REQUIREMENTS →
Read the records below and copy each line that contains "title".

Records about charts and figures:
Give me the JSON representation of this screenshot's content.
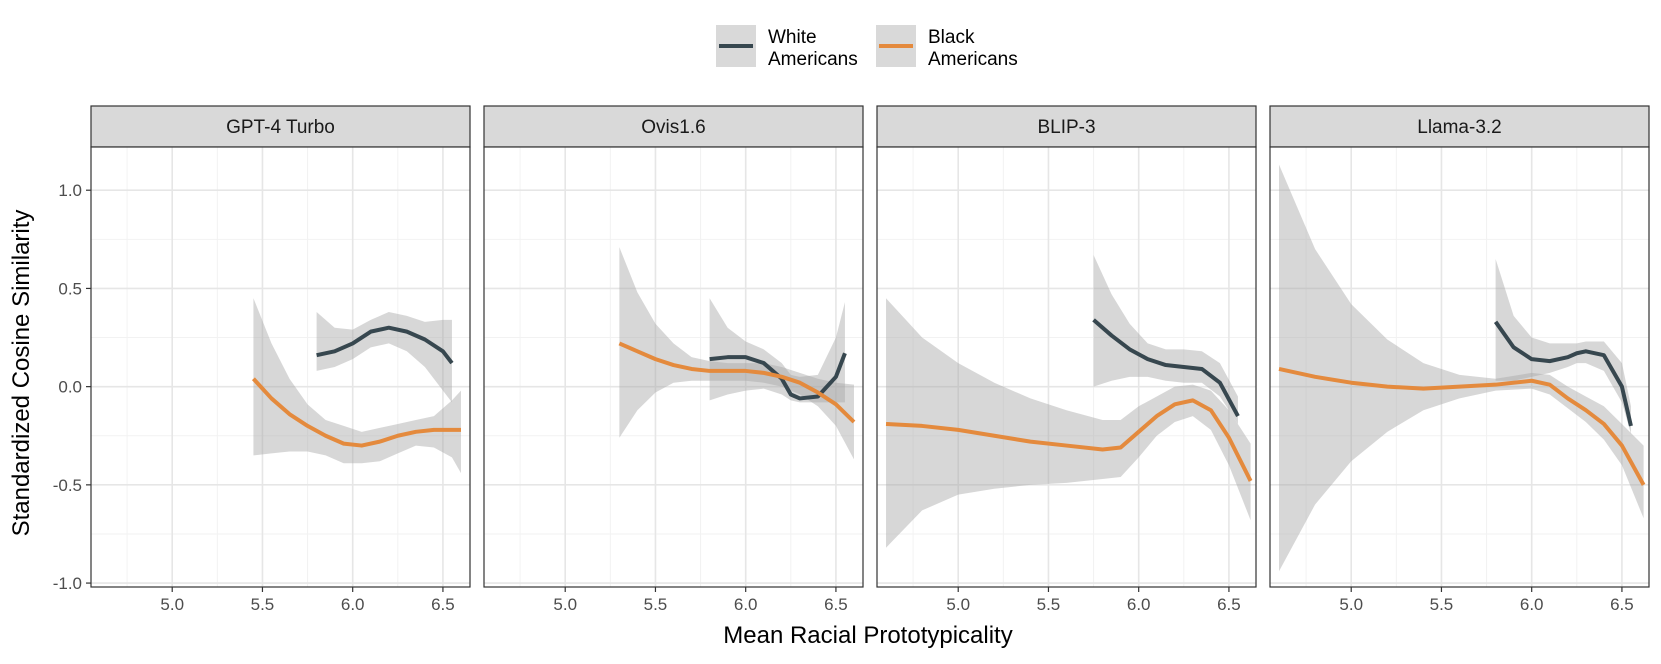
{
  "chart_data": {
    "type": "line",
    "xlabel": "Mean Racial Prototypicality",
    "ylabel": "Standardized Cosine Similarity",
    "xlim": [
      4.55,
      6.65
    ],
    "ylim": [
      -1.02,
      1.22
    ],
    "x_ticks": [
      5.0,
      5.5,
      6.0,
      6.5
    ],
    "x_tick_labels": [
      "5.0",
      "5.5",
      "6.0",
      "6.5"
    ],
    "y_ticks": [
      1.0,
      0.5,
      0.0,
      -0.5,
      -1.0
    ],
    "y_tick_labels": [
      "1.0",
      "0.5",
      "0.0",
      "-0.5",
      "-1.0"
    ],
    "legend": {
      "position": "top",
      "entries": [
        {
          "label_line1": "White",
          "label_line2": "Americans",
          "color": "#37474f"
        },
        {
          "label_line1": "Black",
          "label_line2": "Americans",
          "color": "#e48a3d"
        }
      ]
    },
    "colors": {
      "white": "#37474f",
      "black": "#e48a3d",
      "ribbon": "#a6a6a6",
      "strip_bg": "#d9d9d9"
    },
    "panels": [
      {
        "title": "GPT-4 Turbo",
        "series": [
          {
            "name": "White Americans",
            "color_key": "white",
            "x": [
              5.8,
              5.9,
              6.0,
              6.1,
              6.2,
              6.3,
              6.4,
              6.5,
              6.55
            ],
            "y": [
              0.16,
              0.18,
              0.22,
              0.28,
              0.3,
              0.28,
              0.24,
              0.18,
              0.12
            ],
            "lower": [
              0.08,
              0.1,
              0.14,
              0.2,
              0.22,
              0.18,
              0.1,
              -0.02,
              -0.08
            ],
            "upper": [
              0.38,
              0.3,
              0.29,
              0.34,
              0.38,
              0.36,
              0.33,
              0.34,
              0.34
            ]
          },
          {
            "name": "Black Americans",
            "color_key": "black",
            "x": [
              5.45,
              5.55,
              5.65,
              5.75,
              5.85,
              5.95,
              6.05,
              6.15,
              6.25,
              6.35,
              6.45,
              6.55,
              6.6
            ],
            "y": [
              0.04,
              -0.06,
              -0.14,
              -0.2,
              -0.25,
              -0.29,
              -0.3,
              -0.28,
              -0.25,
              -0.23,
              -0.22,
              -0.22,
              -0.22
            ],
            "lower": [
              -0.35,
              -0.34,
              -0.33,
              -0.33,
              -0.35,
              -0.39,
              -0.39,
              -0.38,
              -0.34,
              -0.3,
              -0.31,
              -0.36,
              -0.44
            ],
            "upper": [
              0.45,
              0.22,
              0.04,
              -0.09,
              -0.17,
              -0.2,
              -0.23,
              -0.21,
              -0.19,
              -0.17,
              -0.15,
              -0.07,
              -0.02
            ]
          }
        ]
      },
      {
        "title": "Ovis1.6",
        "series": [
          {
            "name": "White Americans",
            "color_key": "white",
            "x": [
              5.8,
              5.9,
              6.0,
              6.1,
              6.2,
              6.25,
              6.3,
              6.4,
              6.5,
              6.55
            ],
            "y": [
              0.14,
              0.15,
              0.15,
              0.12,
              0.04,
              -0.04,
              -0.06,
              -0.05,
              0.05,
              0.17
            ],
            "lower": [
              -0.07,
              -0.04,
              -0.02,
              -0.01,
              -0.04,
              -0.07,
              -0.08,
              -0.08,
              -0.08,
              -0.08
            ],
            "upper": [
              0.45,
              0.3,
              0.23,
              0.19,
              0.12,
              0.06,
              0.05,
              0.06,
              0.25,
              0.43
            ]
          },
          {
            "name": "Black Americans",
            "color_key": "black",
            "x": [
              5.3,
              5.4,
              5.5,
              5.6,
              5.7,
              5.8,
              5.9,
              6.0,
              6.1,
              6.2,
              6.3,
              6.4,
              6.5,
              6.6
            ],
            "y": [
              0.22,
              0.18,
              0.14,
              0.11,
              0.09,
              0.08,
              0.08,
              0.08,
              0.07,
              0.05,
              0.02,
              -0.03,
              -0.09,
              -0.18
            ],
            "lower": [
              -0.26,
              -0.12,
              -0.03,
              0.02,
              0.03,
              0.03,
              0.03,
              0.03,
              0.02,
              0.0,
              -0.04,
              -0.1,
              -0.2,
              -0.37
            ],
            "upper": [
              0.71,
              0.48,
              0.32,
              0.22,
              0.15,
              0.13,
              0.12,
              0.12,
              0.12,
              0.1,
              0.07,
              0.04,
              0.02,
              0.01
            ]
          }
        ]
      },
      {
        "title": "BLIP-3",
        "series": [
          {
            "name": "White Americans",
            "color_key": "white",
            "x": [
              5.75,
              5.85,
              5.95,
              6.05,
              6.15,
              6.25,
              6.35,
              6.45,
              6.55
            ],
            "y": [
              0.34,
              0.26,
              0.19,
              0.14,
              0.11,
              0.1,
              0.09,
              0.02,
              -0.15
            ],
            "lower": [
              0.0,
              0.03,
              0.05,
              0.05,
              0.03,
              0.02,
              0.02,
              -0.05,
              -0.19
            ],
            "upper": [
              0.67,
              0.47,
              0.32,
              0.22,
              0.19,
              0.19,
              0.18,
              0.12,
              -0.05
            ]
          },
          {
            "name": "Black Americans",
            "color_key": "black",
            "x": [
              4.6,
              4.8,
              5.0,
              5.2,
              5.4,
              5.6,
              5.8,
              5.9,
              6.0,
              6.1,
              6.2,
              6.3,
              6.4,
              6.5,
              6.62
            ],
            "y": [
              -0.19,
              -0.2,
              -0.22,
              -0.25,
              -0.28,
              -0.3,
              -0.32,
              -0.31,
              -0.23,
              -0.15,
              -0.09,
              -0.07,
              -0.12,
              -0.26,
              -0.48
            ],
            "lower": [
              -0.82,
              -0.63,
              -0.55,
              -0.52,
              -0.5,
              -0.49,
              -0.47,
              -0.46,
              -0.36,
              -0.25,
              -0.18,
              -0.15,
              -0.22,
              -0.4,
              -0.68
            ],
            "upper": [
              0.45,
              0.25,
              0.12,
              0.02,
              -0.06,
              -0.12,
              -0.17,
              -0.17,
              -0.1,
              -0.05,
              0.0,
              0.01,
              -0.02,
              -0.12,
              -0.29
            ]
          }
        ]
      },
      {
        "title": "Llama-3.2",
        "series": [
          {
            "name": "White Americans",
            "color_key": "white",
            "x": [
              5.8,
              5.9,
              6.0,
              6.1,
              6.2,
              6.25,
              6.3,
              6.4,
              6.5,
              6.55
            ],
            "y": [
              0.33,
              0.2,
              0.14,
              0.13,
              0.15,
              0.17,
              0.18,
              0.16,
              0.0,
              -0.2
            ],
            "lower": [
              0.03,
              0.03,
              0.05,
              0.07,
              0.1,
              0.12,
              0.12,
              0.08,
              -0.08,
              -0.24
            ],
            "upper": [
              0.65,
              0.36,
              0.25,
              0.22,
              0.22,
              0.22,
              0.23,
              0.23,
              0.12,
              -0.1
            ]
          },
          {
            "name": "Black Americans",
            "color_key": "black",
            "x": [
              4.6,
              4.8,
              5.0,
              5.2,
              5.4,
              5.6,
              5.8,
              6.0,
              6.1,
              6.2,
              6.3,
              6.4,
              6.5,
              6.62
            ],
            "y": [
              0.09,
              0.05,
              0.02,
              0.0,
              -0.01,
              0.0,
              0.01,
              0.03,
              0.01,
              -0.06,
              -0.12,
              -0.19,
              -0.3,
              -0.5
            ],
            "lower": [
              -0.94,
              -0.6,
              -0.38,
              -0.23,
              -0.12,
              -0.06,
              -0.02,
              -0.01,
              -0.04,
              -0.11,
              -0.18,
              -0.27,
              -0.4,
              -0.67
            ],
            "upper": [
              1.13,
              0.7,
              0.42,
              0.24,
              0.12,
              0.06,
              0.04,
              0.07,
              0.06,
              0.0,
              -0.05,
              -0.1,
              -0.19,
              -0.3
            ]
          }
        ]
      }
    ]
  }
}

WRITTEN ANSWER →
        "title": "GPT-4 Turbo",
        "title": "Ovis1.6",
        "title": "BLIP-3",
        "title": "Llama-3.2",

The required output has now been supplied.